RECORDS FOR PROCESSING —
────────────────
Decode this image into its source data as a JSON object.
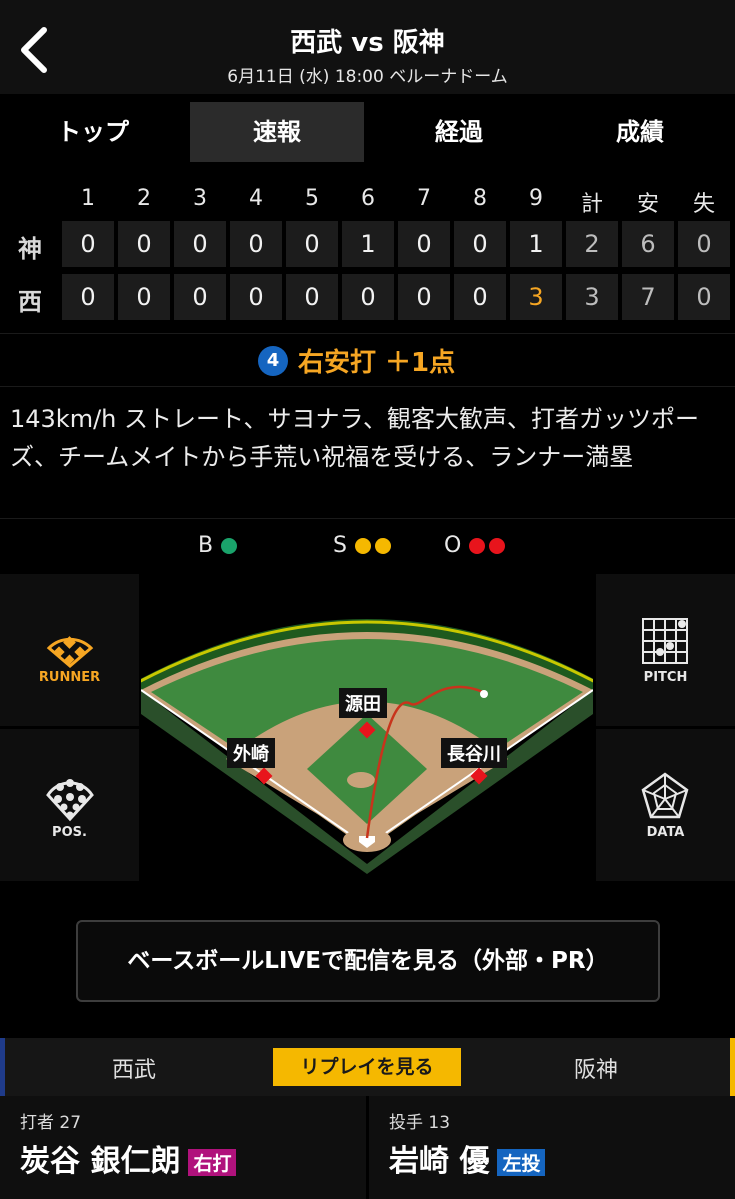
{
  "header": {
    "title": "西武 vs 阪神",
    "subtitle": "6月11日 (水) 18:00 ベルーナドーム"
  },
  "tabs": [
    {
      "label": "トップ",
      "active": false
    },
    {
      "label": "速報",
      "active": true
    },
    {
      "label": "経過",
      "active": false
    },
    {
      "label": "成績",
      "active": false
    }
  ],
  "scoreboard": {
    "columns": [
      "1",
      "2",
      "3",
      "4",
      "5",
      "6",
      "7",
      "8",
      "9",
      "計",
      "安",
      "失"
    ],
    "rows": [
      {
        "team": "神",
        "innings": [
          "0",
          "0",
          "0",
          "0",
          "0",
          "1",
          "0",
          "0",
          "1"
        ],
        "totals": [
          "2",
          "6",
          "0"
        ]
      },
      {
        "team": "西",
        "innings": [
          "0",
          "0",
          "0",
          "0",
          "0",
          "0",
          "0",
          "0",
          "3"
        ],
        "totals": [
          "3",
          "7",
          "0"
        ]
      }
    ]
  },
  "play": {
    "number": "4",
    "result": "右安打 ＋1点"
  },
  "description": "143km/h ストレート、サヨナラ、観客大歓声、打者ガッツポーズ、チームメイトから手荒い祝福を受ける、ランナー満塁",
  "count": {
    "b_label": "B",
    "s_label": "S",
    "o_label": "O",
    "balls": 1,
    "strikes": 2,
    "outs": 2,
    "colors": {
      "ball": "#1aa36b",
      "strike": "#f5b800",
      "out": "#e8141c"
    }
  },
  "side_buttons": {
    "runner": "RUNNER",
    "pos": "POS.",
    "pitch": "PITCH",
    "data": "DATA"
  },
  "field": {
    "runners": {
      "second": "源田",
      "third": "外崎",
      "first": "長谷川"
    }
  },
  "stream_button": "ベースボールLIVEで配信を見る（外部・PR）",
  "teams_bar": {
    "left": "西武",
    "replay": "リプレイを見る",
    "right": "阪神"
  },
  "batter": {
    "role": "打者 27",
    "name": "炭谷 銀仁朗",
    "badge": "右打",
    "badge_color": "#b0127c"
  },
  "pitcher": {
    "role": "投手 13",
    "name": "岩崎 優",
    "badge": "左投",
    "badge_color": "#1565c0"
  }
}
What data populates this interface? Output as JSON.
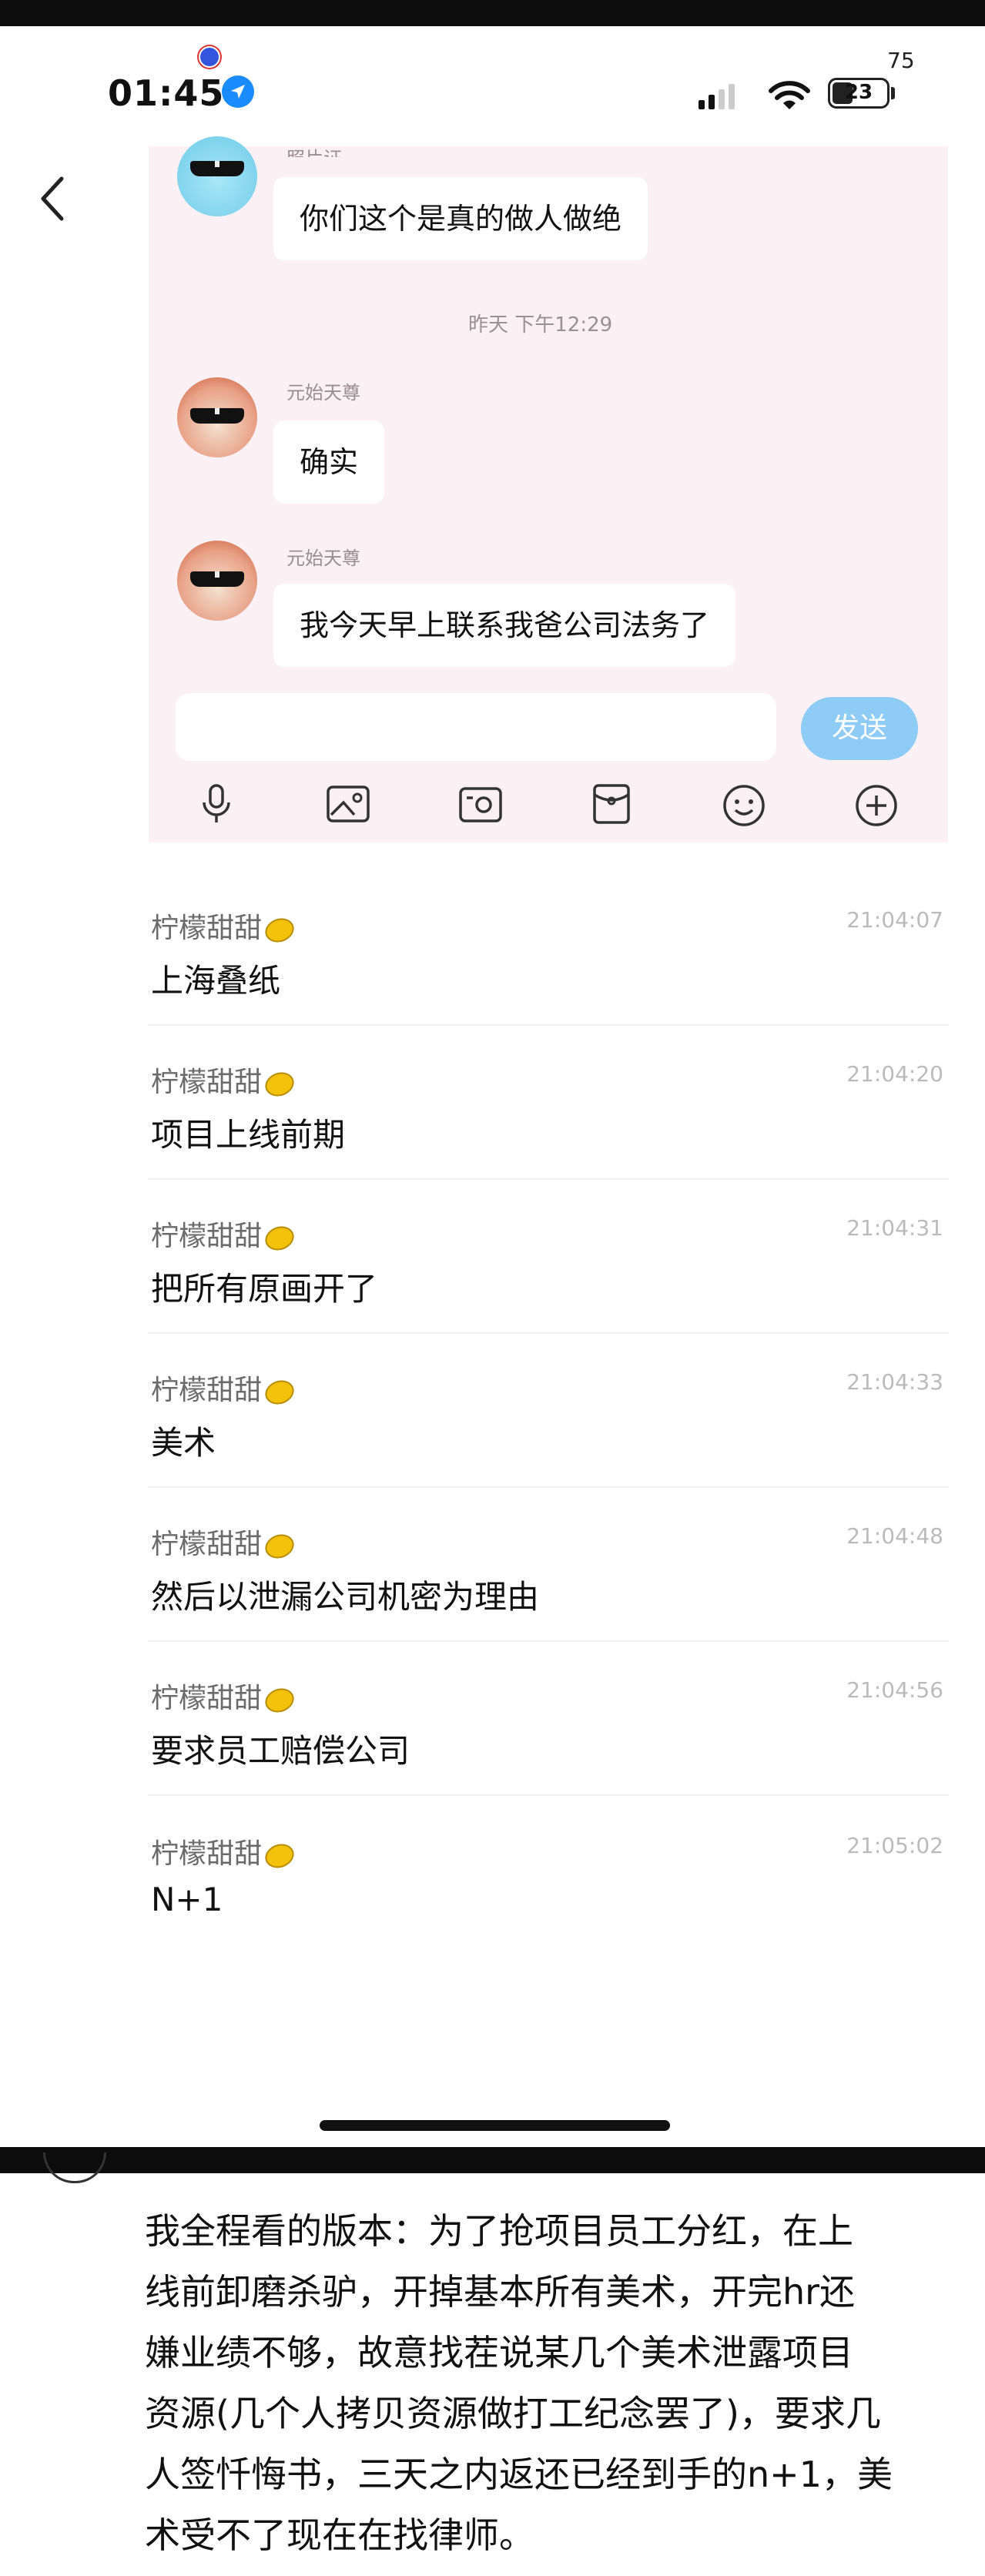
{
  "status_bar": {
    "time": "01:45",
    "battery": "23",
    "counter": "75"
  },
  "chat": {
    "partial_sender": "照片证",
    "partial_message": "你们这个是真的做人做绝",
    "timestamp": "昨天 下午12:29",
    "messages": [
      {
        "sender": "元始天尊",
        "text": "确实"
      },
      {
        "sender": "元始天尊",
        "text": "我今天早上联系我爸公司法务了"
      }
    ],
    "send_label": "发送",
    "toolbar_icons": [
      "microphone-icon",
      "image-icon",
      "camera-icon",
      "red-packet-icon",
      "emoji-icon",
      "plus-icon"
    ]
  },
  "feed": {
    "items": [
      {
        "name": "柠檬甜甜",
        "time": "21:04:07",
        "text": "上海叠纸"
      },
      {
        "name": "柠檬甜甜",
        "time": "21:04:20",
        "text": "项目上线前期"
      },
      {
        "name": "柠檬甜甜",
        "time": "21:04:31",
        "text": "把所有原画开了"
      },
      {
        "name": "柠檬甜甜",
        "time": "21:04:33",
        "text": "美术"
      },
      {
        "name": "柠檬甜甜",
        "time": "21:04:48",
        "text": "然后以泄漏公司机密为理由"
      },
      {
        "name": "柠檬甜甜",
        "time": "21:04:56",
        "text": "要求员工赔偿公司"
      },
      {
        "name": "柠檬甜甜",
        "time": "21:05:02",
        "text": "N+1"
      }
    ]
  },
  "comment": {
    "lines": [
      "我全程看的版本：为了抢项目员工分红，在上",
      "线前卸磨杀驴，开掉基本所有美术，开完hr还",
      "嫌业绩不够，故意找茬说某几个美术泄露项目",
      "资源(几个人拷贝资源做打工纪念罢了)，要求几",
      "人签忏悔书，三天之内返还已经到手的n+1，美",
      "术受不了现在在找律师。"
    ]
  },
  "colors": {
    "pink_bg": "#fbf0f3",
    "send_button": "#8ecbf5",
    "location_icon": "#1a8cff",
    "lemon": "#f4c20d"
  }
}
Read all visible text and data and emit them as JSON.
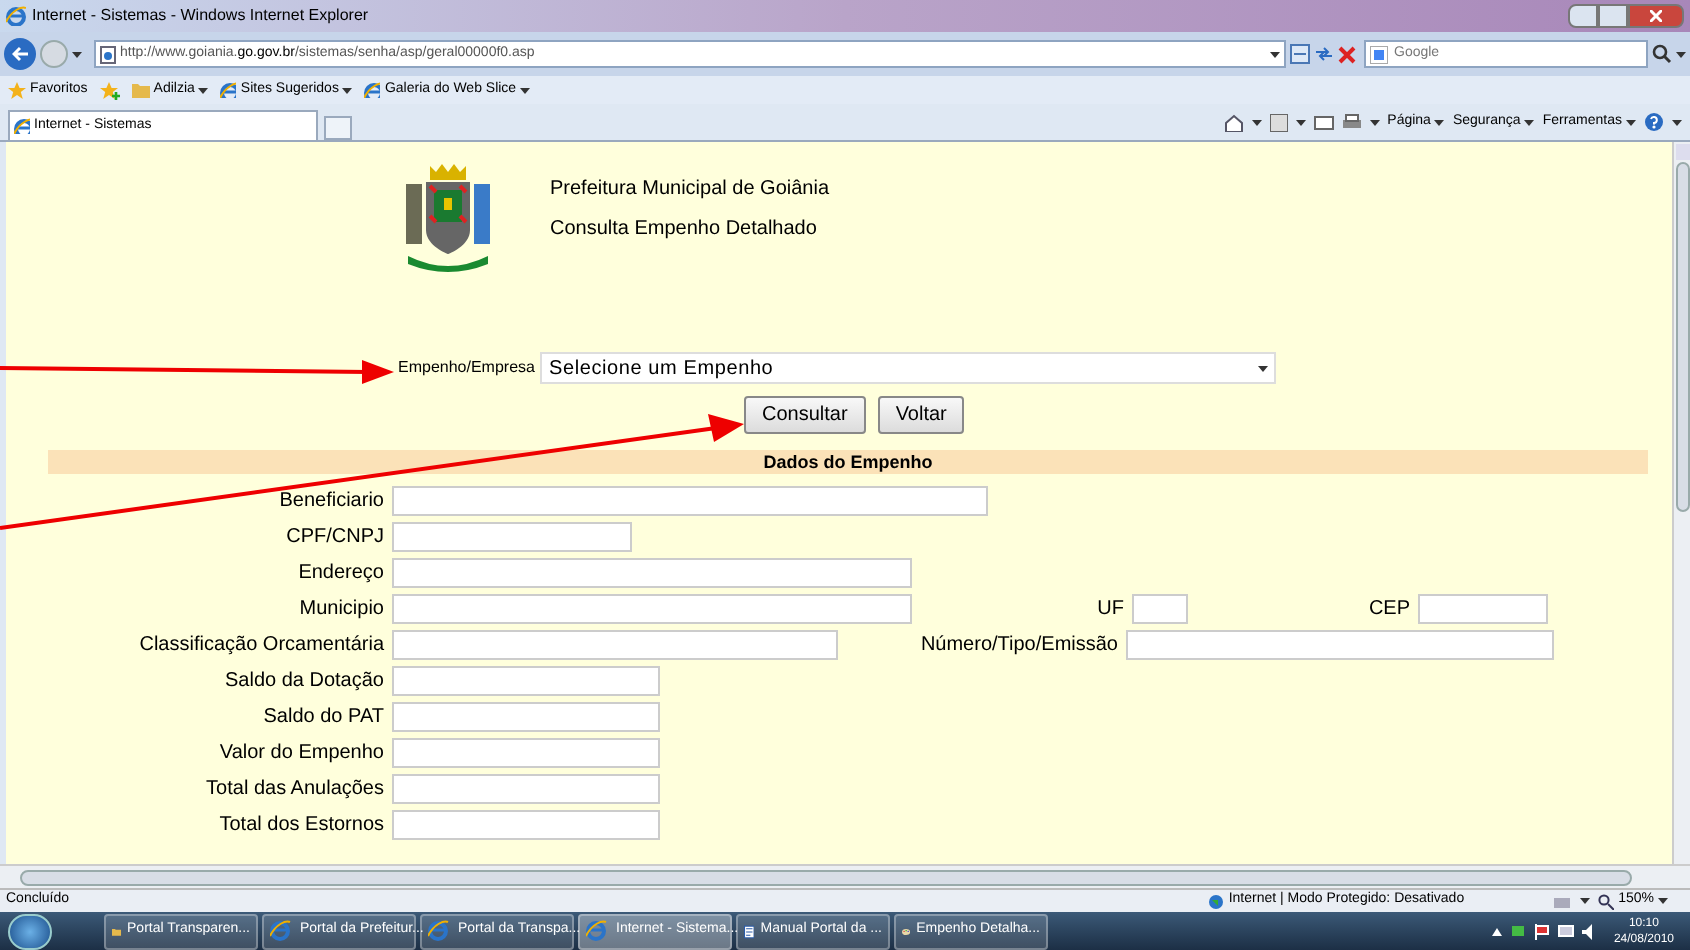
{
  "window": {
    "title": "Internet - Sistemas - Windows Internet Explorer"
  },
  "address_bar": {
    "url_prefix": "http://www.goiania.",
    "url_domain": "go.gov.br",
    "url_path": "/sistemas/senha/asp/geral00000f0.asp",
    "search_placeholder": "Google"
  },
  "favorites_bar": {
    "favorites": "Favoritos",
    "items": [
      {
        "label": "Adilzia",
        "kind": "folder"
      },
      {
        "label": "Sites Sugeridos",
        "kind": "page"
      },
      {
        "label": "Galeria do Web Slice",
        "kind": "page"
      }
    ]
  },
  "tabs": [
    {
      "label": "Internet - Sistemas",
      "selected": true
    }
  ],
  "command_bar": [
    "Página",
    "Segurança",
    "Ferramentas"
  ],
  "page": {
    "header": [
      "Prefeitura Municipal de Goiânia",
      "Consulta Empenho Detalhado"
    ],
    "selector": {
      "label": "Empenho/Empresa",
      "value": "Selecione um Empenho"
    },
    "buttons": [
      "Consultar",
      "Voltar"
    ],
    "section_title": "Dados do Empenho",
    "rows": [
      [
        {
          "label": "Beneficiario",
          "kind": "wide"
        }
      ],
      [
        {
          "label": "CPF/CNPJ",
          "kind": "short"
        }
      ],
      [
        {
          "label": "Endereço",
          "kind": "large"
        }
      ],
      [
        {
          "label": "Municipio",
          "kind": "large"
        },
        {
          "label": "UF",
          "kind": "tiny"
        },
        {
          "label": "CEP",
          "kind": "small"
        }
      ],
      [
        {
          "label": "Classificação Orcamentária",
          "kind": "medium"
        },
        {
          "label": "Número/Tipo/Emissão",
          "kind": "long"
        }
      ],
      [
        {
          "label": "Saldo da Dotação",
          "kind": "money"
        }
      ],
      [
        {
          "label": "Saldo do PAT",
          "kind": "money"
        }
      ],
      [
        {
          "label": "Valor do Empenho",
          "kind": "money"
        }
      ],
      [
        {
          "label": "Total das Anulações",
          "kind": "money"
        }
      ],
      [
        {
          "label": "Total dos Estornos",
          "kind": "money"
        }
      ]
    ]
  },
  "status_bar": {
    "status": "Concluído",
    "zone": "Internet | Modo Protegido: Desativado",
    "zoom": "150%"
  },
  "taskbar": {
    "items": [
      {
        "label": "Portal Transparen...",
        "kind": "folder",
        "selected": false
      },
      {
        "label": "Portal da Prefeitur...",
        "kind": "browser",
        "selected": false
      },
      {
        "label": "Portal da Transpa...",
        "kind": "browser",
        "selected": false
      },
      {
        "label": "Internet - Sistema...",
        "kind": "browser",
        "selected": true
      },
      {
        "label": "Manual Portal da ...",
        "kind": "document",
        "selected": false
      },
      {
        "label": "Empenho Detalha...",
        "kind": "paint",
        "selected": false
      }
    ],
    "time": "10:10",
    "date": "24/08/2010"
  }
}
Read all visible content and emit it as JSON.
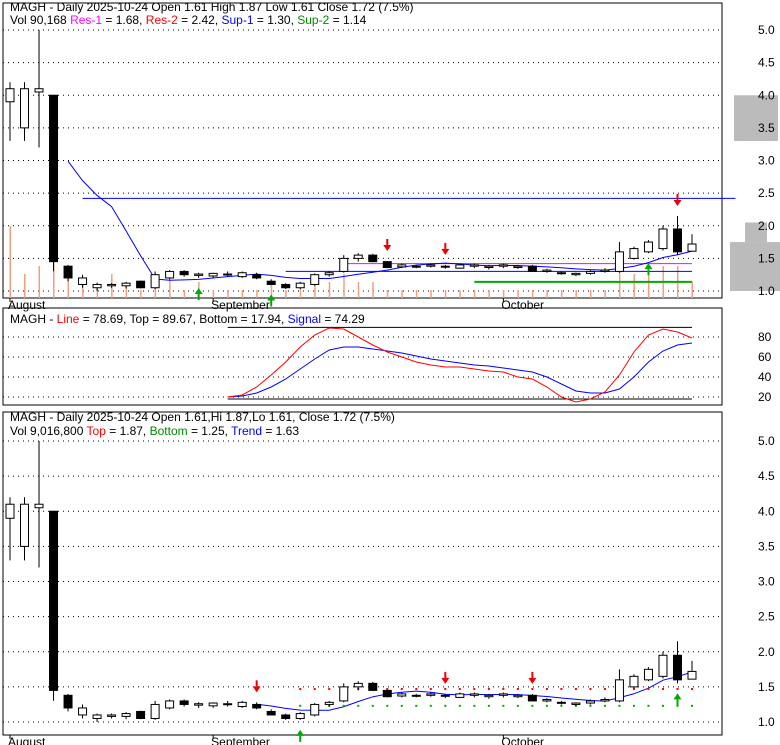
────────────────
TASK TO CARRY OUT — Every line above should be returned word for word, with the pictures left behind.

FINISHED ANSWER —
Decode this image into its source data as a JSON object.
{
  "header": {
    "title": "西武 vs 阪神",
    "subtitle": "6月11日 (水) 18:00 ベルーナドーム"
  },
  "tabs": [
    {
      "label": "トップ",
      "active": false
    },
    {
      "label": "速報",
      "active": true
    },
    {
      "label": "経過",
      "active": false
    },
    {
      "label": "成績",
      "active": false
    }
  ],
  "scoreboard": {
    "columns": [
      "1",
      "2",
      "3",
      "4",
      "5",
      "6",
      "7",
      "8",
      "9",
      "計",
      "安",
      "失"
    ],
    "rows": [
      {
        "team": "神",
        "innings": [
          "0",
          "0",
          "0",
          "0",
          "0",
          "1",
          "0",
          "0",
          "1"
        ],
        "totals": [
          "2",
          "6",
          "0"
        ]
      },
      {
        "team": "西",
        "innings": [
          "0",
          "0",
          "0",
          "0",
          "0",
          "0",
          "0",
          "0",
          "3"
        ],
        "totals": [
          "3",
          "7",
          "0"
        ]
      }
    ]
  },
  "play": {
    "number": "4",
    "result": "右安打 ＋1点"
  },
  "description": "143km/h ストレート、サヨナラ、観客大歓声、打者ガッツポーズ、チームメイトから手荒い祝福を受ける、ランナー満塁",
  "count": {
    "b_label": "B",
    "s_label": "S",
    "o_label": "O",
    "balls": 1,
    "strikes": 2,
    "outs": 2,
    "colors": {
      "ball": "#1aa36b",
      "strike": "#f5b800",
      "out": "#e8141c"
    }
  },
  "side_buttons": {
    "runner": "RUNNER",
    "pos": "POS.",
    "pitch": "PITCH",
    "data": "DATA"
  },
  "field": {
    "runners": {
      "second": "源田",
      "third": "外崎",
      "first": "長谷川"
    }
  },
  "stream_button": "ベースボールLIVEで配信を見る（外部・PR）",
  "teams_bar": {
    "left": "西武",
    "replay": "リプレイを見る",
    "right": "阪神"
  },
  "batter": {
    "role": "打者 27",
    "name": "炭谷 銀仁朗",
    "badge": "右打",
    "badge_color": "#b0127c"
  },
  "pitcher": {
    "role": "投手 13",
    "name": "岩崎 優",
    "badge": "左投",
    "badge_color": "#1565c0"
  }
}
What data populates this interface? Output as JSON.
{
  "status_bar": {
    "time": "01:45",
    "battery": "23",
    "counter": "75"
  },
  "chat": {
    "partial_sender": "照片证",
    "partial_message": "你们这个是真的做人做绝",
    "timestamp": "昨天 下午12:29",
    "messages": [
      {
        "sender": "元始天尊",
        "text": "确实"
      },
      {
        "sender": "元始天尊",
        "text": "我今天早上联系我爸公司法务了"
      }
    ],
    "send_label": "发送",
    "toolbar_icons": [
      "microphone-icon",
      "image-icon",
      "camera-icon",
      "red-packet-icon",
      "emoji-icon",
      "plus-icon"
    ]
  },
  "feed": {
    "items": [
      {
        "name": "柠檬甜甜",
        "time": "21:04:07",
        "text": "上海叠纸"
      },
      {
        "name": "柠檬甜甜",
        "time": "21:04:20",
        "text": "项目上线前期"
      },
      {
        "name": "柠檬甜甜",
        "time": "21:04:31",
        "text": "把所有原画开了"
      },
      {
        "name": "柠檬甜甜",
        "time": "21:04:33",
        "text": "美术"
      },
      {
        "name": "柠檬甜甜",
        "time": "21:04:48",
        "text": "然后以泄漏公司机密为理由"
      },
      {
        "name": "柠檬甜甜",
        "time": "21:04:56",
        "text": "要求员工赔偿公司"
      },
      {
        "name": "柠檬甜甜",
        "time": "21:05:02",
        "text": "N+1"
      }
    ]
  },
  "comment": {
    "lines": [
      "我全程看的版本：为了抢项目员工分红，在上",
      "线前卸磨杀驴，开掉基本所有美术，开完hr还",
      "嫌业绩不够，故意找茬说某几个美术泄露项目",
      "资源(几个人拷贝资源做打工纪念罢了)，要求几",
      "人签忏悔书，三天之内返还已经到手的n+1，美",
      "术受不了现在在找律师。"
    ]
  },
  "colors": {
    "pink_bg": "#fbf0f3",
    "send_button": "#8ecbf5",
    "location_icon": "#1a8cff",
    "lemon": "#f4c20d"
  }
}
Read all visible text and data and emit them as JSON.
{
  "window": {
    "title": "Internet - Sistemas - Windows Internet Explorer"
  },
  "address_bar": {
    "url_prefix": "http://www.goiania.",
    "url_domain": "go.gov.br",
    "url_path": "/sistemas/senha/asp/geral00000f0.asp",
    "search_placeholder": "Google"
  },
  "favorites_bar": {
    "favorites": "Favoritos",
    "items": [
      {
        "label": "Adilzia",
        "kind": "folder"
      },
      {
        "label": "Sites Sugeridos",
        "kind": "page"
      },
      {
        "label": "Galeria do Web Slice",
        "kind": "page"
      }
    ]
  },
  "tabs": [
    {
      "label": "Internet - Sistemas",
      "selected": true
    }
  ],
  "command_bar": [
    "Página",
    "Segurança",
    "Ferramentas"
  ],
  "page": {
    "header": [
      "Prefeitura Municipal de Goiânia",
      "Consulta Empenho Detalhado"
    ],
    "selector": {
      "label": "Empenho/Empresa",
      "value": "Selecione um Empenho"
    },
    "buttons": [
      "Consultar",
      "Voltar"
    ],
    "section_title": "Dados do Empenho",
    "rows": [
      [
        {
          "label": "Beneficiario",
          "kind": "wide"
        }
      ],
      [
        {
          "label": "CPF/CNPJ",
          "kind": "short"
        }
      ],
      [
        {
          "label": "Endereço",
          "kind": "large"
        }
      ],
      [
        {
          "label": "Municipio",
          "kind": "large"
        },
        {
          "label": "UF",
          "kind": "tiny"
        },
        {
          "label": "CEP",
          "kind": "small"
        }
      ],
      [
        {
          "label": "Classificação Orcamentária",
          "kind": "medium"
        },
        {
          "label": "Número/Tipo/Emissão",
          "kind": "long"
        }
      ],
      [
        {
          "label": "Saldo da Dotação",
          "kind": "money"
        }
      ],
      [
        {
          "label": "Saldo do PAT",
          "kind": "money"
        }
      ],
      [
        {
          "label": "Valor do Empenho",
          "kind": "money"
        }
      ],
      [
        {
          "label": "Total das Anulações",
          "kind": "money"
        }
      ],
      [
        {
          "label": "Total dos Estornos",
          "kind": "money"
        }
      ]
    ]
  },
  "status_bar": {
    "status": "Concluído",
    "zone": "Internet | Modo Protegido: Desativado",
    "zoom": "150%"
  },
  "taskbar": {
    "items": [
      {
        "label": "Portal Transparen...",
        "kind": "folder",
        "selected": false
      },
      {
        "label": "Portal da Prefeitur...",
        "kind": "browser",
        "selected": false
      },
      {
        "label": "Portal da Transpa...",
        "kind": "browser",
        "selected": false
      },
      {
        "label": "Internet - Sistema...",
        "kind": "browser",
        "selected": true
      },
      {
        "label": "Manual Portal da ...",
        "kind": "document",
        "selected": false
      },
      {
        "label": "Empenho Detalha...",
        "kind": "paint",
        "selected": false
      }
    ],
    "time": "10:10",
    "date": "24/08/2010"
  }
}
Read all visible content and emit it as JSON.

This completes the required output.